• Sonuç bulunamadı

BÖLÜM 2: ÇEVİRİ SOSYOLOJİSİNE ETKİ EDEN SOSYOLOJİ KURAMLARI

2.1. Pierre Bourdieu’nün Kuramları

2.1.1. Pierre Bourdieu’nün Alan Kuramı

Bourdieu’nün alan kavramı, eyleyicilerinin habituslarının sürekli bir hareketiyle devamlı yeniden oluşan bir oyun sahasına benzer. Alan sabit bir ilişkiler ağı anlamına gelmez. Eyleyiciler ve alanın yapısı devamlı olarak yer değiştirmeye müsait konumlanmıştır. Alan her durumda, eyleyicilerin habituslarının etkisindedir ve habituslar devamlı olarak, alanın yeniden kurulması potansiyelini kendinde bulundurmaktadırlar. Tersine, alanın eyleyicilere etkisi de, yine eyleyicilerin habituslarını devamlı yeniden şekillendiren bir dinamik etkiye sahiptir. Çünkü eyleyiciler alanın yapısını değiştirirken, alan da eyleyicilere yeni yapısıyla değişim potansiyelleri sunmaktadır.

“Sanatın Kuralları ve Kültürel üretim alanında önemli yer tutan “alan” Bourdieu’ye göre ilişkisel sosyoloji ilk önce araştırılacak olan “toplumsal uzayı” (siyaset, sanat, eğitim gibi) tanımlamalıdır. Bu inşa, konumlarla, yatkınlıklar, alanlarla habitus arasındaki diyalektiğe dair önermelerin üzerinde yükseldiği zemini oluşturur. Burada Bourdieu sosyolojisinin anomi’nin, rastlantısallıkların veya düzensizliklerin hüküm sürdüğü toplumsallıklardan ziyade bir ihtimaller ve gizilgüçler mekanı olan toplumsal uzayın koordinatlarını düzenleyen ilkelere ve yapısal etkilere odaklandığı söylenebilir” (Göker, 2010: 545).

_Görev_
Metin parçasında “Bourdieu’nün alan kavramı, eyleyicilerinin” ifadesinden “değişim potansiyelleri sunmaktadır.” ifadesine kadar olan bölümü, “oyun sahasına” ifadesini “tiyatro sahnesine” ile değiştirerek yeniden yaz. Aşağıdaki satırların bu işle hiçbir ilgisi yok.

_Veri listesi_
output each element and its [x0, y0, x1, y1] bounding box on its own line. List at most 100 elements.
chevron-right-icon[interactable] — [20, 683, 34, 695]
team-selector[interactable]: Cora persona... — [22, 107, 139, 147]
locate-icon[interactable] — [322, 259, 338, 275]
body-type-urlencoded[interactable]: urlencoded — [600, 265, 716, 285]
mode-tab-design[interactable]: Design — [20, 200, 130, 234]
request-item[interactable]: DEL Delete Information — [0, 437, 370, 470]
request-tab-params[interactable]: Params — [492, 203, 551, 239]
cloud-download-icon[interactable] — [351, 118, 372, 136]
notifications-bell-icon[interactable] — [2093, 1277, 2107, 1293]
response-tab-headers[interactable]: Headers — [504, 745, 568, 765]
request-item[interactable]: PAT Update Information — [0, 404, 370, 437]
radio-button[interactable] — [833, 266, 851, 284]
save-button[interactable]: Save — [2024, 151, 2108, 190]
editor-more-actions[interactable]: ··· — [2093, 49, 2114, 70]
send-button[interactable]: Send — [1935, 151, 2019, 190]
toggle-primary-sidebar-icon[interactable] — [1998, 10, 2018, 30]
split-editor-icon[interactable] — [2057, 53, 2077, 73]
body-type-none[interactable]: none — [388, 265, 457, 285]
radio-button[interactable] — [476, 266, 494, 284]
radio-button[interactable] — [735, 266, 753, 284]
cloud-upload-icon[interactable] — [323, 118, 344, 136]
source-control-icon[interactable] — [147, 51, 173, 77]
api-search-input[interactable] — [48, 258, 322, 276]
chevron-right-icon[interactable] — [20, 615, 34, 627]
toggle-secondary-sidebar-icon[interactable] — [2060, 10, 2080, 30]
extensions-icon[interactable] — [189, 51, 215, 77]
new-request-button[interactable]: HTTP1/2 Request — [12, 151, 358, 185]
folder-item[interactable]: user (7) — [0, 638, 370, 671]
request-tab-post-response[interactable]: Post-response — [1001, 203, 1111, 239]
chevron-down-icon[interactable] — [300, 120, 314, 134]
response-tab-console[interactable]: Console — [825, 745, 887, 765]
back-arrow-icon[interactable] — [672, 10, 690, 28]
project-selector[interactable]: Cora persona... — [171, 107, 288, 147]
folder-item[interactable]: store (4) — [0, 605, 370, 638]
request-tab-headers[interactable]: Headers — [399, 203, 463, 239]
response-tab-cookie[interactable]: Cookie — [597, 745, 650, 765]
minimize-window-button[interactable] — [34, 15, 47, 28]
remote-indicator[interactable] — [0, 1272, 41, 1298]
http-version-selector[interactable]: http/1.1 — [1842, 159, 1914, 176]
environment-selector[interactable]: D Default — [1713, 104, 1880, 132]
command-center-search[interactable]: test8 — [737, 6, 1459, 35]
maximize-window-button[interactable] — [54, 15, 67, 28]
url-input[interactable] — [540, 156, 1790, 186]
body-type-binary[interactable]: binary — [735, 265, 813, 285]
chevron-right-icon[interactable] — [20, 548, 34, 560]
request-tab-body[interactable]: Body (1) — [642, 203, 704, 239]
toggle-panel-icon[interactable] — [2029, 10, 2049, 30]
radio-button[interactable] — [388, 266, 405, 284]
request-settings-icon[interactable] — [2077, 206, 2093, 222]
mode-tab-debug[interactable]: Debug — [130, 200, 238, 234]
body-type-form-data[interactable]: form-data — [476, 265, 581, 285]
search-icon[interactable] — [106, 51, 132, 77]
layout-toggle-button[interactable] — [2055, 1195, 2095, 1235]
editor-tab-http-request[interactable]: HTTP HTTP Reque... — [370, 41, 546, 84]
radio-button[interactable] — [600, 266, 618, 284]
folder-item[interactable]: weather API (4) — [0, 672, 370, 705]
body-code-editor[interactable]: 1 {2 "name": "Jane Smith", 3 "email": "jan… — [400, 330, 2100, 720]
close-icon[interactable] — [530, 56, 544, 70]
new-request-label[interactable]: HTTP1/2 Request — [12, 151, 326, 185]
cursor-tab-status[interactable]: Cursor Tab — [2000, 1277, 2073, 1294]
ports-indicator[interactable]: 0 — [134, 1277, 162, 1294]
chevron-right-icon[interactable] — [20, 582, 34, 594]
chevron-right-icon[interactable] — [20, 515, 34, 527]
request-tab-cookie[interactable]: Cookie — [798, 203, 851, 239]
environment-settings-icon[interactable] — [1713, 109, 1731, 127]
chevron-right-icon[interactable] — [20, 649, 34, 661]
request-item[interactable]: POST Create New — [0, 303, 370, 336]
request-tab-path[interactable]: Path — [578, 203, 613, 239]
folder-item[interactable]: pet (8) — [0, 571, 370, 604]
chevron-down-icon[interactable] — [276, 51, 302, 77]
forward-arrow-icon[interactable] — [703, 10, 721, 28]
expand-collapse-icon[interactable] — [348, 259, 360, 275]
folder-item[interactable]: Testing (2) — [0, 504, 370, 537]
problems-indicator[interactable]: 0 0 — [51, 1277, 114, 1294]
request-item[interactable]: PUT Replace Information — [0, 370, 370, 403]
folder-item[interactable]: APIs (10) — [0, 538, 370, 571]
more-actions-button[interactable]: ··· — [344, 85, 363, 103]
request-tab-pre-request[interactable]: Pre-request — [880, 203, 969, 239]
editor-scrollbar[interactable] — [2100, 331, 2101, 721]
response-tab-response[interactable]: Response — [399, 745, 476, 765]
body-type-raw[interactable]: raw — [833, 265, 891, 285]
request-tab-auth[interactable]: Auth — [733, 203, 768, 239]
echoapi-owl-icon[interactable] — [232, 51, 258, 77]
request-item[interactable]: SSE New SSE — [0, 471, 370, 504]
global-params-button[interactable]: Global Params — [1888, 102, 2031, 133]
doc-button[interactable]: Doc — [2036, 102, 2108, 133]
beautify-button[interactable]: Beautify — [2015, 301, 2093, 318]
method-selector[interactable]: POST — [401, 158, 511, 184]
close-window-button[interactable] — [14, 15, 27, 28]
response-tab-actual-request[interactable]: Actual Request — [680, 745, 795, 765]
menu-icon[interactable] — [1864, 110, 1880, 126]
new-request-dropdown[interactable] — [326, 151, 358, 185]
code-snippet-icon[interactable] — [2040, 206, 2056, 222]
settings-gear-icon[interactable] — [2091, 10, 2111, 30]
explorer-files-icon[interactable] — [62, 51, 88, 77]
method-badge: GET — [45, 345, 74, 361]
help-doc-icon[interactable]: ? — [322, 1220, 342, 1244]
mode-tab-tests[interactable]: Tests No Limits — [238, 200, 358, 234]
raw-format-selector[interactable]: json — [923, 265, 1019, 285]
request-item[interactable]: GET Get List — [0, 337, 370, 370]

_Beklenen cevap_
Bourdieu’nün alan kavramı, eyleyicilerinin habituslarının sürekli bir hareketiyle devamlı yeniden oluşan bir tiyatro sahnesine benzer. Alan sabit bir ilişkiler ağı anlamına gelmez. Eyleyiciler ve alanın yapısı devamlı olarak yer değiştirmeye müsait konumlanmıştır. Alan her durumda, eyleyicilerin habituslarının etkisindedir ve habituslar devamlı olarak, alanın yeniden kurulması potansiyelini kendinde bulundurmaktadırlar. Tersine, alanın eyleyicilere etkisi de, yine eyleyicilerin habituslarını devamlı yeniden şekillendiren bir dinamik etkiye sahiptir. Çünkü eyleyiciler alanın yapısını değiştirirken, alan da eyleyicilere yeni yapısıyla değişim potansiyelleri sunmaktadır.